- TASK OBJECTIVE: Transcribe all of the material below word for word and leave out its pictures.

_ _ _ _

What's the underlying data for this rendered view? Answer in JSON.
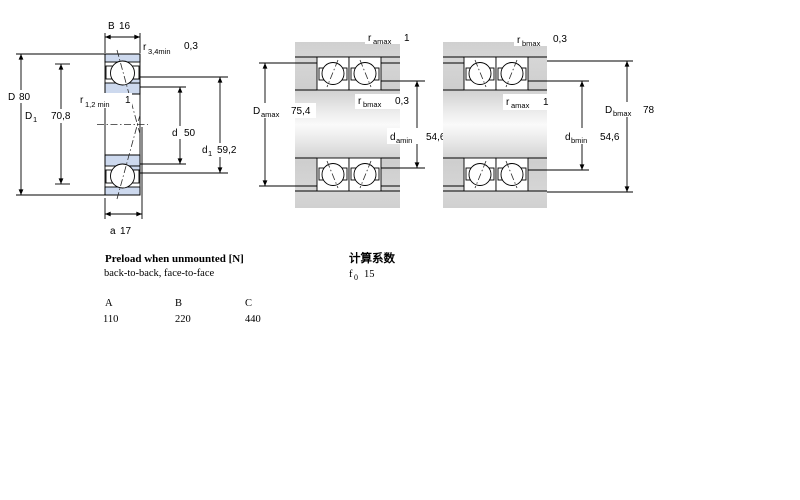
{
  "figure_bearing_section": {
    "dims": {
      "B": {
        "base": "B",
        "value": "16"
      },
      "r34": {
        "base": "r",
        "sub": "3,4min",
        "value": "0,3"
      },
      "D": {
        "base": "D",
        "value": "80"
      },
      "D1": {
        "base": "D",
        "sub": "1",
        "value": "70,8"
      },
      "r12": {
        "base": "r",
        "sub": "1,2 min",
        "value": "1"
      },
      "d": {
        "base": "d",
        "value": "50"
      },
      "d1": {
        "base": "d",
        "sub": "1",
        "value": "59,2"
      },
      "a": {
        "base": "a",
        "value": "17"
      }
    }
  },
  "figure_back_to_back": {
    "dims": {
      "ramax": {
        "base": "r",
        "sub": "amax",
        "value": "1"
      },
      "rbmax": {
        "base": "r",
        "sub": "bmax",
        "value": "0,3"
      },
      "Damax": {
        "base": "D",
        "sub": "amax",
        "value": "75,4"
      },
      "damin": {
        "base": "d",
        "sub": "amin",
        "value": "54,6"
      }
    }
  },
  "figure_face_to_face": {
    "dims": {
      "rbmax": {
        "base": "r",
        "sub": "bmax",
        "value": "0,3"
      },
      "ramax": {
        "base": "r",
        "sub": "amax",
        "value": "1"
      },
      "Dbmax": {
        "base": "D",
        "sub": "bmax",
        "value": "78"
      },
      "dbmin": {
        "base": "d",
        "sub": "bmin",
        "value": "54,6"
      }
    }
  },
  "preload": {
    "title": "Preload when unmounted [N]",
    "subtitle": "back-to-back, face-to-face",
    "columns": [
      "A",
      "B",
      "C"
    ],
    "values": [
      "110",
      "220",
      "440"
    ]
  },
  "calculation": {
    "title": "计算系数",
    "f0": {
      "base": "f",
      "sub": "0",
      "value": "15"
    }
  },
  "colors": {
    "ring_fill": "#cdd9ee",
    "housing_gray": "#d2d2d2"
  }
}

_ _ _ _

- THE RESPONSE:
What's the underlying data for this rendered view? Answer in JSON.
{
  "figure_bearing_section": {
    "dims": {
      "B": {
        "base": "B",
        "value": "16"
      },
      "r34": {
        "base": "r",
        "sub": "3,4min",
        "value": "0,3"
      },
      "D": {
        "base": "D",
        "value": "80"
      },
      "D1": {
        "base": "D",
        "sub": "1",
        "value": "70,8"
      },
      "r12": {
        "base": "r",
        "sub": "1,2 min",
        "value": "1"
      },
      "d": {
        "base": "d",
        "value": "50"
      },
      "d1": {
        "base": "d",
        "sub": "1",
        "value": "59,2"
      },
      "a": {
        "base": "a",
        "value": "17"
      }
    }
  },
  "figure_back_to_back": {
    "dims": {
      "ramax": {
        "base": "r",
        "sub": "amax",
        "value": "1"
      },
      "rbmax": {
        "base": "r",
        "sub": "bmax",
        "value": "0,3"
      },
      "Damax": {
        "base": "D",
        "sub": "amax",
        "value": "75,4"
      },
      "damin": {
        "base": "d",
        "sub": "amin",
        "value": "54,6"
      }
    }
  },
  "figure_face_to_face": {
    "dims": {
      "rbmax": {
        "base": "r",
        "sub": "bmax",
        "value": "0,3"
      },
      "ramax": {
        "base": "r",
        "sub": "amax",
        "value": "1"
      },
      "Dbmax": {
        "base": "D",
        "sub": "bmax",
        "value": "78"
      },
      "dbmin": {
        "base": "d",
        "sub": "bmin",
        "value": "54,6"
      }
    }
  },
  "preload": {
    "title": "Preload when unmounted [N]",
    "subtitle": "back-to-back, face-to-face",
    "columns": [
      "A",
      "B",
      "C"
    ],
    "values": [
      "110",
      "220",
      "440"
    ]
  },
  "calculation": {
    "title": "计算系数",
    "f0": {
      "base": "f",
      "sub": "0",
      "value": "15"
    }
  },
  "colors": {
    "ring_fill": "#cdd9ee",
    "housing_gray": "#d2d2d2"
  }
}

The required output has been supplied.